Aim
All of the lines below are to be printed again exactly; images are excluded from the output.
>> START
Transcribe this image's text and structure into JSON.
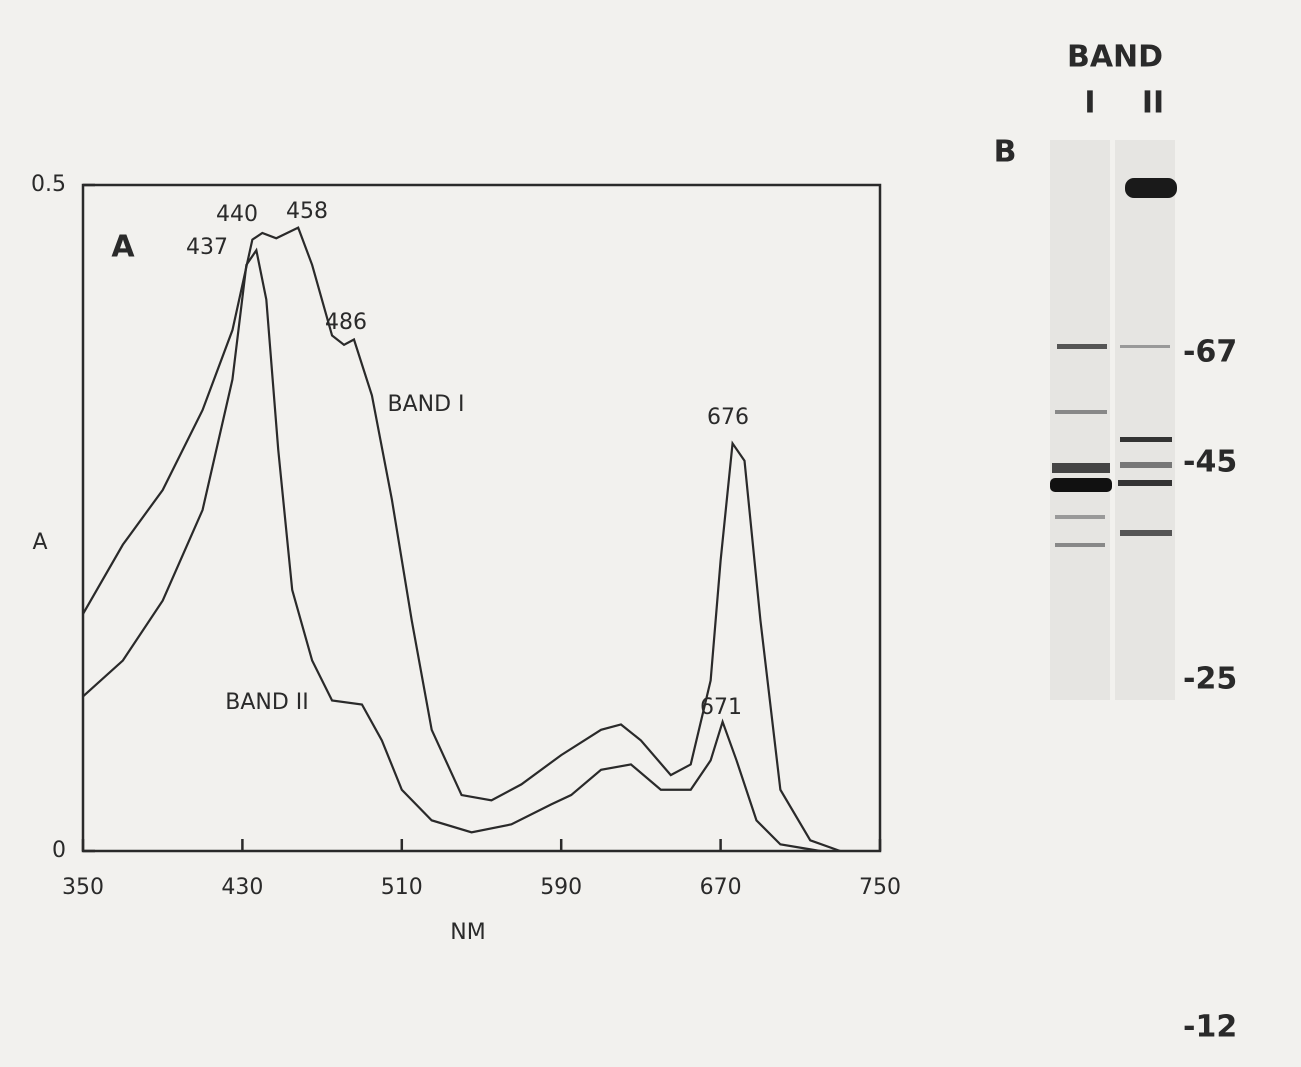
{
  "chart_data": {
    "type": "line",
    "panel_label": "A",
    "xlabel": "NM",
    "ylabel": "A",
    "xlim": [
      350,
      750
    ],
    "ylim": [
      0,
      0.5
    ],
    "xticks": [
      350,
      430,
      510,
      590,
      670,
      750
    ],
    "yticks": [
      0,
      0.5
    ],
    "series": [
      {
        "name": "BAND I",
        "color": "#2a2a2a",
        "x": [
          350,
          370,
          390,
          410,
          425,
          435,
          440,
          447,
          458,
          465,
          475,
          481,
          486,
          495,
          505,
          515,
          525,
          540,
          555,
          570,
          590,
          610,
          620,
          630,
          645,
          655,
          665,
          670,
          676,
          682,
          690,
          700,
          715,
          730
        ],
        "values": [
          0.178,
          0.23,
          0.271,
          0.331,
          0.391,
          0.459,
          0.464,
          0.46,
          0.468,
          0.44,
          0.387,
          0.38,
          0.384,
          0.342,
          0.264,
          0.173,
          0.091,
          0.042,
          0.038,
          0.05,
          0.072,
          0.091,
          0.095,
          0.083,
          0.057,
          0.065,
          0.128,
          0.218,
          0.306,
          0.293,
          0.173,
          0.046,
          0.008,
          0
        ]
      },
      {
        "name": "BAND II",
        "color": "#2a2a2a",
        "x": [
          350,
          370,
          390,
          410,
          425,
          432,
          437,
          442,
          448,
          455,
          465,
          475,
          490,
          500,
          510,
          525,
          545,
          565,
          585,
          595,
          610,
          625,
          640,
          655,
          665,
          671,
          678,
          688,
          700,
          720
        ],
        "values": [
          0.116,
          0.143,
          0.188,
          0.256,
          0.354,
          0.44,
          0.451,
          0.414,
          0.301,
          0.196,
          0.143,
          0.113,
          0.11,
          0.083,
          0.046,
          0.023,
          0.014,
          0.02,
          0.035,
          0.042,
          0.061,
          0.065,
          0.046,
          0.046,
          0.068,
          0.097,
          0.068,
          0.023,
          0.005,
          0
        ]
      }
    ],
    "annotations": [
      "440",
      "458",
      "437",
      "486",
      "676",
      "671"
    ]
  },
  "gel": {
    "label": "B",
    "title": "BAND",
    "lanes": [
      "I",
      "II"
    ],
    "markers": [
      "-67",
      "-45",
      "-25",
      "-12"
    ]
  }
}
>> END
Answer
Transcribe this image's text and structure into JSON.
{
  "chart_data": {
    "type": "line",
    "panel_label": "A",
    "xlabel": "NM",
    "ylabel": "A",
    "xlim": [
      350,
      750
    ],
    "ylim": [
      0,
      0.5
    ],
    "xticks": [
      350,
      430,
      510,
      590,
      670,
      750
    ],
    "yticks": [
      0,
      0.5
    ],
    "series": [
      {
        "name": "BAND I",
        "color": "#2a2a2a",
        "x": [
          350,
          370,
          390,
          410,
          425,
          435,
          440,
          447,
          458,
          465,
          475,
          481,
          486,
          495,
          505,
          515,
          525,
          540,
          555,
          570,
          590,
          610,
          620,
          630,
          645,
          655,
          665,
          670,
          676,
          682,
          690,
          700,
          715,
          730
        ],
        "values": [
          0.178,
          0.23,
          0.271,
          0.331,
          0.391,
          0.459,
          0.464,
          0.46,
          0.468,
          0.44,
          0.387,
          0.38,
          0.384,
          0.342,
          0.264,
          0.173,
          0.091,
          0.042,
          0.038,
          0.05,
          0.072,
          0.091,
          0.095,
          0.083,
          0.057,
          0.065,
          0.128,
          0.218,
          0.306,
          0.293,
          0.173,
          0.046,
          0.008,
          0
        ]
      },
      {
        "name": "BAND II",
        "color": "#2a2a2a",
        "x": [
          350,
          370,
          390,
          410,
          425,
          432,
          437,
          442,
          448,
          455,
          465,
          475,
          490,
          500,
          510,
          525,
          545,
          565,
          585,
          595,
          610,
          625,
          640,
          655,
          665,
          671,
          678,
          688,
          700,
          720
        ],
        "values": [
          0.116,
          0.143,
          0.188,
          0.256,
          0.354,
          0.44,
          0.451,
          0.414,
          0.301,
          0.196,
          0.143,
          0.113,
          0.11,
          0.083,
          0.046,
          0.023,
          0.014,
          0.02,
          0.035,
          0.042,
          0.061,
          0.065,
          0.046,
          0.046,
          0.068,
          0.097,
          0.068,
          0.023,
          0.005,
          0
        ]
      }
    ],
    "annotations": [
      "440",
      "458",
      "437",
      "486",
      "676",
      "671"
    ]
  },
  "gel": {
    "label": "B",
    "title": "BAND",
    "lanes": [
      "I",
      "II"
    ],
    "markers": [
      "-67",
      "-45",
      "-25",
      "-12"
    ]
  }
}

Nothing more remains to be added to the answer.